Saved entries
========
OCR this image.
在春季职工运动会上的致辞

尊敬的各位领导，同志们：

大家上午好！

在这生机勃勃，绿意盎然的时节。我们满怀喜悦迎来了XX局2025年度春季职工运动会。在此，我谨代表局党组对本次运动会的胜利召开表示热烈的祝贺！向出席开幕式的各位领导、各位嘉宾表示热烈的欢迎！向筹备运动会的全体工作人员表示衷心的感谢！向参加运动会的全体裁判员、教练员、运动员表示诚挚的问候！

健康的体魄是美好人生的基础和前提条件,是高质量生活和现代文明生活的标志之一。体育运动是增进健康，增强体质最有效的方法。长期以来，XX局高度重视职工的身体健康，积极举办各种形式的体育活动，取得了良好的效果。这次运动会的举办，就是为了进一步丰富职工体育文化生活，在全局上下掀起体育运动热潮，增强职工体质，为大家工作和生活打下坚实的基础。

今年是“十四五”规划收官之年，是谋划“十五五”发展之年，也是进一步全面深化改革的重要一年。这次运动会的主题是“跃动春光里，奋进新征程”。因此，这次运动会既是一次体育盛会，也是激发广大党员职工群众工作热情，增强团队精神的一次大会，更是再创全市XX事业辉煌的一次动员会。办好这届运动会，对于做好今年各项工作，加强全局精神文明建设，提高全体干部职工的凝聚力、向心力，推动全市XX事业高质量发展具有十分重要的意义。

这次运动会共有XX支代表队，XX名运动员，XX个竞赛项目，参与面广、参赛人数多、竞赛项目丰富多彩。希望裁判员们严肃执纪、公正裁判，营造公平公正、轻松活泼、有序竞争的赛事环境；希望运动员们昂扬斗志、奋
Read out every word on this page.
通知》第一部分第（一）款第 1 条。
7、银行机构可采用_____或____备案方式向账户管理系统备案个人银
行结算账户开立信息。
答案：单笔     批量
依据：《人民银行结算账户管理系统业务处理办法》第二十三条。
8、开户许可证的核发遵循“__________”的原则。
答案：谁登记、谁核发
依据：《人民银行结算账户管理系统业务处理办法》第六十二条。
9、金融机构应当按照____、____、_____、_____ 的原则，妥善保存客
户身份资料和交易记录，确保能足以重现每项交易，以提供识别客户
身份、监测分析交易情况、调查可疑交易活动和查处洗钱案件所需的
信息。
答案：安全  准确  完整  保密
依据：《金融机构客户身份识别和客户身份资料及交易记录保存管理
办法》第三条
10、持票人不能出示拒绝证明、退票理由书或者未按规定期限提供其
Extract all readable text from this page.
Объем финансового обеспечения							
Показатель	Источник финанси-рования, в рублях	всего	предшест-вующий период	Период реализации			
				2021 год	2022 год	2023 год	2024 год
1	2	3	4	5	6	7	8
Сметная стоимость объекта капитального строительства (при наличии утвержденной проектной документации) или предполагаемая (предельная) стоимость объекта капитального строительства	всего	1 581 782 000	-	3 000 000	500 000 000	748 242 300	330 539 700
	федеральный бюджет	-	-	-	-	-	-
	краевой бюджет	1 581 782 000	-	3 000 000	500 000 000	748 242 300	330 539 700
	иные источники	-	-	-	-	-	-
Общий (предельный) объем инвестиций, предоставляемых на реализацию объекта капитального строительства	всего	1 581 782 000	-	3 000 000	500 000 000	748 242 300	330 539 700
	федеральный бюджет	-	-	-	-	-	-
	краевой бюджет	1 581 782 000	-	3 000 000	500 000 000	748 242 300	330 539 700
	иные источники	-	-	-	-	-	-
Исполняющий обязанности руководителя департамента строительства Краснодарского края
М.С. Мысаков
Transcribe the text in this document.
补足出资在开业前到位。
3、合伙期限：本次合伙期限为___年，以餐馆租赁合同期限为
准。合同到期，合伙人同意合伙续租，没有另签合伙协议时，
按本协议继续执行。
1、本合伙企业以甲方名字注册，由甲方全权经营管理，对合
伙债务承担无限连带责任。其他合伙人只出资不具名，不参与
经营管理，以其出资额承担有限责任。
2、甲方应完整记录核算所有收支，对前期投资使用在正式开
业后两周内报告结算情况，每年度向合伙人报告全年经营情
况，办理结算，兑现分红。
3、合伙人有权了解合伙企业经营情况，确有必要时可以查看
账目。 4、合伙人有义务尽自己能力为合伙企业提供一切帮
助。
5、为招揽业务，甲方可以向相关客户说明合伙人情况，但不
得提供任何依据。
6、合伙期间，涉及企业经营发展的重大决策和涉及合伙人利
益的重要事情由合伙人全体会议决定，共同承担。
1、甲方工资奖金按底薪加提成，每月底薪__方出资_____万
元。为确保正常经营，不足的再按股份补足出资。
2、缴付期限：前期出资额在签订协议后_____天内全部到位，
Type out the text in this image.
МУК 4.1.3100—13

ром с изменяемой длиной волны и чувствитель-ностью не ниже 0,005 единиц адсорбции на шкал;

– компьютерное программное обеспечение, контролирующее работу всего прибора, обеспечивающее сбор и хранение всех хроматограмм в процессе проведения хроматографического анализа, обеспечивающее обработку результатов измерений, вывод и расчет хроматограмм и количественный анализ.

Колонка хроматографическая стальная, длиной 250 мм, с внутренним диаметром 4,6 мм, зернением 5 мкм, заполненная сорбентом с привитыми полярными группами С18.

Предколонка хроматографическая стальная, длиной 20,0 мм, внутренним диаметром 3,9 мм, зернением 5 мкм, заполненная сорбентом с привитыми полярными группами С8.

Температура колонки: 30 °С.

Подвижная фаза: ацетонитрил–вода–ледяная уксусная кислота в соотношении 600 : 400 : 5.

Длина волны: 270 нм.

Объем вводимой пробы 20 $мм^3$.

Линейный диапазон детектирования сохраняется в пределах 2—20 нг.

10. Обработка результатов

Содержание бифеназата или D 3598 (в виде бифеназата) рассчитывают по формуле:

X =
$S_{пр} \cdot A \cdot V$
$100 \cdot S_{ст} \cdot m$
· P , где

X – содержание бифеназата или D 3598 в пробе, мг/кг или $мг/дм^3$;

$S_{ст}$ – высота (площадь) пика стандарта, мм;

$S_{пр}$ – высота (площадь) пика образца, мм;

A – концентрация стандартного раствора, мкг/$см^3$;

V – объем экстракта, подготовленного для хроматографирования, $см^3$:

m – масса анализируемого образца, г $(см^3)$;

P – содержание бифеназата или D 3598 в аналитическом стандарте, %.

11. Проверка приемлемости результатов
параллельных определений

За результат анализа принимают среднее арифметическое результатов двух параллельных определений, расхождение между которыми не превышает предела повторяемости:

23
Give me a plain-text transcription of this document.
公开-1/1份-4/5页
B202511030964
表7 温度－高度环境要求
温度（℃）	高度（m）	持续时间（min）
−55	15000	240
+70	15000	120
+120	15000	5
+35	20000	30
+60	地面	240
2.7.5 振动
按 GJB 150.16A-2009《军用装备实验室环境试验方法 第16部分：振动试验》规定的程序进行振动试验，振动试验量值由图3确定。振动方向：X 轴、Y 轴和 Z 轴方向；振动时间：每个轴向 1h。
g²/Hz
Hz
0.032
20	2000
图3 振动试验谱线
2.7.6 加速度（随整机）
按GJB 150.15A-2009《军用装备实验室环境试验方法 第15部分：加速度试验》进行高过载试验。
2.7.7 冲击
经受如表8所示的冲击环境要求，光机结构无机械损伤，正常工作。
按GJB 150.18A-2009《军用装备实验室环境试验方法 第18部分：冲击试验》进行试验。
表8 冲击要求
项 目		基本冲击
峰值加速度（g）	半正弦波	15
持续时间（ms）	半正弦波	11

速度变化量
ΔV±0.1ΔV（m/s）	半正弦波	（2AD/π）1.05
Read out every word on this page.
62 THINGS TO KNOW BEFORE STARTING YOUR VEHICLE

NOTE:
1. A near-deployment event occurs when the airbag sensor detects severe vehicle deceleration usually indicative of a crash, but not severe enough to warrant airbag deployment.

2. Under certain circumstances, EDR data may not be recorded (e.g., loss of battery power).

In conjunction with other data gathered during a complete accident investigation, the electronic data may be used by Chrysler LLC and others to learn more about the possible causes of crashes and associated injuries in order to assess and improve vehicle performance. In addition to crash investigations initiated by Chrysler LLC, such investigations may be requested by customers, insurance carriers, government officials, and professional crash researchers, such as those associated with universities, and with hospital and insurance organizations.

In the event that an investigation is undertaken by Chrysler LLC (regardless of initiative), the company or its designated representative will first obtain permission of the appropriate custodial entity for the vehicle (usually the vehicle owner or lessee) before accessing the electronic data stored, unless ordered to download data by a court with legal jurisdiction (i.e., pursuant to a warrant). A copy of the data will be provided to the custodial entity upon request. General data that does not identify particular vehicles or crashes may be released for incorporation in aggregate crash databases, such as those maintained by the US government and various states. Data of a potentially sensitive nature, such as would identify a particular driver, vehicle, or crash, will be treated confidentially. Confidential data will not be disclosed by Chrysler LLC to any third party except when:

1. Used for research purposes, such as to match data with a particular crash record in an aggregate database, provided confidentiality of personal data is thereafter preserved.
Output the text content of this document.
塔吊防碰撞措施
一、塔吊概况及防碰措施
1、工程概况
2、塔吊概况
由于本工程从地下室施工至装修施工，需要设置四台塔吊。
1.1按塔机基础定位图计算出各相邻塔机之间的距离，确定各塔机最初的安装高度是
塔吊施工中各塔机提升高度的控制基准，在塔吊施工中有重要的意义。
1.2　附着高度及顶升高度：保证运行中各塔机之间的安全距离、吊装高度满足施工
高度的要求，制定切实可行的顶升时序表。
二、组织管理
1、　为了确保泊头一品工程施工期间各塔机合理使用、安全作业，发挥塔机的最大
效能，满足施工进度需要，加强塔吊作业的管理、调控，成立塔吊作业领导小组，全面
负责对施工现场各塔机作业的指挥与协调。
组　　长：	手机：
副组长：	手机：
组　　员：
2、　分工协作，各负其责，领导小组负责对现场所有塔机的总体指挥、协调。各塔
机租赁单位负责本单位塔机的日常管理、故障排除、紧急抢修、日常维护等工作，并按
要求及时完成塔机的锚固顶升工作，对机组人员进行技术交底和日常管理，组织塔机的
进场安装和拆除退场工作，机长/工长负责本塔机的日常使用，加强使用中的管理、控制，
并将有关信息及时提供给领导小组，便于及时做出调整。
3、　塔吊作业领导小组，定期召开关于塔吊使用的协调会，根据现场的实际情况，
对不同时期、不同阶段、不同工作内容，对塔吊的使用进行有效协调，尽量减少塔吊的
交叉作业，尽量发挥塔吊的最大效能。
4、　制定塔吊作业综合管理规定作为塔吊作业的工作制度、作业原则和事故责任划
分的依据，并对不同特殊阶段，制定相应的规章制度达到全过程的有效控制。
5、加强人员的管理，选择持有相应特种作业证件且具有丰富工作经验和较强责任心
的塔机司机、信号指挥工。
========
Your objective:
Extract the closing run of lines, starting with the one containing "Output the text content of this document." and ending at the last, exactly as written.

Solved problem:
Output the text content of this document.
塔吊防碰撞措施
一、塔吊概况及防碰措施
1、工程概况
2、塔吊概况
由于本工程从地下室施工至装修施工，需要设置四台塔吊。
1.1按塔机基础定位图计算出各相邻塔机之间的距离，确定各塔机最初的安装高度是
塔吊施工中各塔机提升高度的控制基准，在塔吊施工中有重要的意义。
1.2　附着高度及顶升高度：保证运行中各塔机之间的安全距离、吊装高度满足施工
高度的要求，制定切实可行的顶升时序表。
二、组织管理
1、　为了确保泊头一品工程施工期间各塔机合理使用、安全作业，发挥塔机的最大
效能，满足施工进度需要，加强塔吊作业的管理、调控，成立塔吊作业领导小组，全面
负责对施工现场各塔机作业的指挥与协调。
组　　长：	手机：
副组长：	手机：
组　　员：
2、　分工协作，各负其责，领导小组负责对现场所有塔机的总体指挥、协调。各塔
机租赁单位负责本单位塔机的日常管理、故障排除、紧急抢修、日常维护等工作，并按
要求及时完成塔机的锚固顶升工作，对机组人员进行技术交底和日常管理，组织塔机的
进场安装和拆除退场工作，机长/工长负责本塔机的日常使用，加强使用中的管理、控制，
并将有关信息及时提供给领导小组，便于及时做出调整。
3、　塔吊作业领导小组，定期召开关于塔吊使用的协调会，根据现场的实际情况，
对不同时期、不同阶段、不同工作内容，对塔吊的使用进行有效协调，尽量减少塔吊的
交叉作业，尽量发挥塔吊的最大效能。
4、　制定塔吊作业综合管理规定作为塔吊作业的工作制度、作业原则和事故责任划
分的依据，并对不同特殊阶段，制定相应的规章制度达到全过程的有效控制。
5、加强人员的管理，选择持有相应特种作业证件且具有丰富工作经验和较强责任心
的塔机司机、信号指挥工。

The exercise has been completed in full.